» Requirements: Copy out every line of the data below word for word.

____

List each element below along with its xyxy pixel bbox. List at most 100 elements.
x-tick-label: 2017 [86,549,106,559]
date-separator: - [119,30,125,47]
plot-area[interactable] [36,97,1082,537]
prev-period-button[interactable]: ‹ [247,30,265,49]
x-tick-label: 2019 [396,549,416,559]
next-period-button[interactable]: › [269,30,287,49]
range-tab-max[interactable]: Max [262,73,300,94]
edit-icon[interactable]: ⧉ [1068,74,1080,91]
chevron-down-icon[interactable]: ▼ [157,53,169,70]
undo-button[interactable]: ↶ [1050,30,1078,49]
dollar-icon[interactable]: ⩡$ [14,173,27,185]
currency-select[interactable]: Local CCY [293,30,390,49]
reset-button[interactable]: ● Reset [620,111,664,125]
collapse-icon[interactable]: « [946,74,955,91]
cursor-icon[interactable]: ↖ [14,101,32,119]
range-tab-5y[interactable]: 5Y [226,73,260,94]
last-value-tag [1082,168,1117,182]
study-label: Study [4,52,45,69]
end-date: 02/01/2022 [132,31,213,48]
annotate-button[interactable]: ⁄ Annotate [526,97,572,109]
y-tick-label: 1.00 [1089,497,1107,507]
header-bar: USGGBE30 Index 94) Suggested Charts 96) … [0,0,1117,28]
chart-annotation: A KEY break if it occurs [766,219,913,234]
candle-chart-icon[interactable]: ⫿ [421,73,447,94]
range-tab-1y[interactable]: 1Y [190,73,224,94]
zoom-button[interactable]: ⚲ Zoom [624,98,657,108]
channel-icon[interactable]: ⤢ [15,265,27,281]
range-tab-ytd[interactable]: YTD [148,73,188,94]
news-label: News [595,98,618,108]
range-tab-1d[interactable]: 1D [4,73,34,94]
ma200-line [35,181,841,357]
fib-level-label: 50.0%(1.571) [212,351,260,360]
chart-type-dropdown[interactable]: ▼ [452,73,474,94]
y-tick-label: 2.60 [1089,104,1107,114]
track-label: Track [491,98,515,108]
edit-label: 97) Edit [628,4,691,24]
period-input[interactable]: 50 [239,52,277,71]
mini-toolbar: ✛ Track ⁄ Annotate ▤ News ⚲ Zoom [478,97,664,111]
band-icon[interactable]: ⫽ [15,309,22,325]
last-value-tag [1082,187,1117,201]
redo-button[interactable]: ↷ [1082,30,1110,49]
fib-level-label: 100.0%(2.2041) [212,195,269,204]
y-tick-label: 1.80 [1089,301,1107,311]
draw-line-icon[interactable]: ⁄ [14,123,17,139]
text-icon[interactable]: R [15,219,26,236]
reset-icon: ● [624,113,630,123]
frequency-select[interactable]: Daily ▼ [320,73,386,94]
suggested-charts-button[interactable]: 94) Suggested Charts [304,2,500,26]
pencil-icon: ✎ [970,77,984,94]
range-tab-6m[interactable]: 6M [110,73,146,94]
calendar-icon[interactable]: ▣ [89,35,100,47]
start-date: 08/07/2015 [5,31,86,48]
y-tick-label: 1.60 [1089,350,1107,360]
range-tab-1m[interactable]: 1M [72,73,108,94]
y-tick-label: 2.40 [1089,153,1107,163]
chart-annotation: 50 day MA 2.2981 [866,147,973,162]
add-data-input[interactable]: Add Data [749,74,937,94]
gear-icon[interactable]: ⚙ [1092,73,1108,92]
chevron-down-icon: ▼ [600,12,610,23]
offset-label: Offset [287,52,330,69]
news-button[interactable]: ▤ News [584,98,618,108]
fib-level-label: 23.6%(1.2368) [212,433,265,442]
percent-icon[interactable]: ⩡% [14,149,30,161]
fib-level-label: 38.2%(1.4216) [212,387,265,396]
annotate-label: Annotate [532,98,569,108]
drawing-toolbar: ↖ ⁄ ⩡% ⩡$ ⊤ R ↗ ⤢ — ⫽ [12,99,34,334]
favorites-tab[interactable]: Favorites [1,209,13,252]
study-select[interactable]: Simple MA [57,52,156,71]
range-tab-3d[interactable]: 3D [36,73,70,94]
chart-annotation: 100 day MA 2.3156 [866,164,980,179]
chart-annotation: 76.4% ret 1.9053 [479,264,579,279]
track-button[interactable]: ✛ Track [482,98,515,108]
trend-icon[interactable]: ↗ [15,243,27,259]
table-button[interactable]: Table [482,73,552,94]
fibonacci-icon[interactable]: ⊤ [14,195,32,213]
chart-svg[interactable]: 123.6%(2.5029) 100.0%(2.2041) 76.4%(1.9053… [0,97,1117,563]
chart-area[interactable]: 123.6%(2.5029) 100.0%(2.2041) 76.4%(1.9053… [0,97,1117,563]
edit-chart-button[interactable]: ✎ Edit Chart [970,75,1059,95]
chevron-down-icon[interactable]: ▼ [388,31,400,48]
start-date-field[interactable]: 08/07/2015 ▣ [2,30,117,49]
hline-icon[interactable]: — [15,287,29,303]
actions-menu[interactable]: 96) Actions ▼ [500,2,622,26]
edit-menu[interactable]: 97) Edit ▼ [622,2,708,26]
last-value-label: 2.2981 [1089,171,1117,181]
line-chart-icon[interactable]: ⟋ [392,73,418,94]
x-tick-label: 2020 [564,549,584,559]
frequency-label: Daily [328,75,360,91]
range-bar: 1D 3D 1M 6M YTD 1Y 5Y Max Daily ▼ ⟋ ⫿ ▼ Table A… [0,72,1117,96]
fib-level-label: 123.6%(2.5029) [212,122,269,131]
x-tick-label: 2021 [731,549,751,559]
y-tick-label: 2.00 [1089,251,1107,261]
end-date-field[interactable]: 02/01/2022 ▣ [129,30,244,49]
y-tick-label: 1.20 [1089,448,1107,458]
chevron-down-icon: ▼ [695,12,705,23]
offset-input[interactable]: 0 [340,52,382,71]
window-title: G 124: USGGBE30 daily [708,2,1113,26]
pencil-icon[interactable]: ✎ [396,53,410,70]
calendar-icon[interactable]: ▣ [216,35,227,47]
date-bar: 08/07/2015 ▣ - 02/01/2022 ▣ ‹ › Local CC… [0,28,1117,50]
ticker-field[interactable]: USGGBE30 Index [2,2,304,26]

____

» Final answer:
List each element below along with its xyxy pixel bbox. List at most 100 elements.
x-tick-label: 2017 [86,549,106,559]
date-separator: - [119,30,125,47]
plot-area[interactable] [36,97,1082,537]
prev-period-button[interactable]: ‹ [247,30,265,49]
x-tick-label: 2019 [396,549,416,559]
next-period-button[interactable]: › [269,30,287,49]
range-tab-max[interactable]: Max [262,73,300,94]
edit-icon[interactable]: ⧉ [1068,74,1080,91]
chevron-down-icon[interactable]: ▼ [157,53,169,70]
undo-button[interactable]: ↶ [1050,30,1078,49]
dollar-icon[interactable]: ⩡$ [14,173,27,185]
currency-select[interactable]: Local CCY [293,30,390,49]
reset-button[interactable]: ● Reset [620,111,664,125]
collapse-icon[interactable]: « [946,74,955,91]
cursor-icon[interactable]: ↖ [14,101,32,119]
range-tab-5y[interactable]: 5Y [226,73,260,94]
last-value-tag [1082,168,1117,182]
study-label: Study [4,52,45,69]
end-date: 02/01/2022 [132,31,213,48]
annotate-button[interactable]: ⁄ Annotate [526,97,572,109]
y-tick-label: 1.00 [1089,497,1107,507]
header-bar: USGGBE30 Index 94) Suggested Charts 96) … [0,0,1117,28]
chart-annotation: A KEY break if it occurs [766,219,913,234]
candle-chart-icon[interactable]: ⫿ [421,73,447,94]
range-tab-1y[interactable]: 1Y [190,73,224,94]
zoom-button[interactable]: ⚲ Zoom [624,98,657,108]
channel-icon[interactable]: ⤢ [15,265,27,281]
range-tab-ytd[interactable]: YTD [148,73,188,94]
news-label: News [595,98,618,108]
range-tab-1d[interactable]: 1D [4,73,34,94]
ma200-line [35,181,841,357]
fib-level-label: 50.0%(1.571) [212,351,260,360]
chart-type-dropdown[interactable]: ▼ [452,73,474,94]
y-tick-label: 2.60 [1089,104,1107,114]
track-label: Track [491,98,515,108]
edit-label: 97) Edit [628,4,691,24]
period-input[interactable]: 50 [239,52,277,71]
mini-toolbar: ✛ Track ⁄ Annotate ▤ News ⚲ Zoom [478,97,664,111]
band-icon[interactable]: ⫽ [15,309,22,325]
last-value-tag [1082,187,1117,201]
redo-button[interactable]: ↷ [1082,30,1110,49]
fib-level-label: 100.0%(2.2041) [212,195,269,204]
y-tick-label: 1.80 [1089,301,1107,311]
draw-line-icon[interactable]: ⁄ [14,123,17,139]
text-icon[interactable]: R [15,219,26,236]
reset-icon: ● [624,113,630,123]
frequency-select[interactable]: Daily ▼ [320,73,386,94]
suggested-charts-button[interactable]: 94) Suggested Charts [304,2,500,26]
pencil-icon: ✎ [970,77,984,94]
range-tab-6m[interactable]: 6M [110,73,146,94]
calendar-icon[interactable]: ▣ [89,35,100,47]
start-date: 08/07/2015 [5,31,86,48]
y-tick-label: 1.60 [1089,350,1107,360]
range-tab-1m[interactable]: 1M [72,73,108,94]
y-tick-label: 2.40 [1089,153,1107,163]
chart-annotation: 50 day MA 2.2981 [866,147,973,162]
add-data-input[interactable]: Add Data [749,74,937,94]
gear-icon[interactable]: ⚙ [1092,73,1108,92]
chevron-down-icon: ▼ [600,12,610,23]
offset-label: Offset [287,52,330,69]
news-button[interactable]: ▤ News [584,98,618,108]
fib-level-label: 23.6%(1.2368) [212,433,265,442]
percent-icon[interactable]: ⩡% [14,149,30,161]
fib-level-label: 38.2%(1.4216) [212,387,265,396]
annotate-label: Annotate [532,98,569,108]
drawing-toolbar: ↖ ⁄ ⩡% ⩡$ ⊤ R ↗ ⤢ — ⫽ [12,99,34,334]
favorites-tab[interactable]: Favorites [1,209,13,252]
study-select[interactable]: Simple MA [57,52,156,71]
range-tab-3d[interactable]: 3D [36,73,70,94]
chart-annotation: 100 day MA 2.3156 [866,164,980,179]
chart-annotation: 76.4% ret 1.9053 [479,264,579,279]
track-button[interactable]: ✛ Track [482,98,515,108]
trend-icon[interactable]: ↗ [15,243,27,259]
table-button[interactable]: Table [482,73,552,94]
fibonacci-icon[interactable]: ⊤ [14,195,32,213]
chart-svg[interactable]: 123.6%(2.5029) 100.0%(2.2041) 76.4%(1.9053… [0,97,1117,563]
chart-area[interactable]: 123.6%(2.5029) 100.0%(2.2041) 76.4%(1.9053… [0,97,1117,563]
edit-chart-button[interactable]: ✎ Edit Chart [970,75,1059,95]
chevron-down-icon[interactable]: ▼ [388,31,400,48]
start-date-field[interactable]: 08/07/2015 ▣ [2,30,117,49]
hline-icon[interactable]: — [15,287,29,303]
actions-menu[interactable]: 96) Actions ▼ [500,2,622,26]
edit-menu[interactable]: 97) Edit ▼ [622,2,708,26]
last-value-label: 2.2981 [1089,171,1117,181]
line-chart-icon[interactable]: ⟋ [392,73,418,94]
x-tick-label: 2020 [564,549,584,559]
frequency-label: Daily [328,75,360,91]
range-bar: 1D 3D 1M 6M YTD 1Y 5Y Max Daily ▼ ⟋ ⫿ ▼ Table A… [0,72,1117,96]
fib-level-label: 123.6%(2.5029) [212,122,269,131]
x-tick-label: 2021 [731,549,751,559]
y-tick-label: 2.00 [1089,251,1107,261]
end-date-field[interactable]: 02/01/2022 ▣ [129,30,244,49]
y-tick-label: 1.20 [1089,448,1107,458]
chevron-down-icon: ▼ [695,12,705,23]
offset-input[interactable]: 0 [340,52,382,71]
window-title: G 124: USGGBE30 daily [708,2,1113,26]
pencil-icon[interactable]: ✎ [396,53,410,70]
calendar-icon[interactable]: ▣ [216,35,227,47]
date-bar: 08/07/2015 ▣ - 02/01/2022 ▣ ‹ › Local CC… [0,28,1117,50]
ticker-field[interactable]: USGGBE30 Index [2,2,304,26]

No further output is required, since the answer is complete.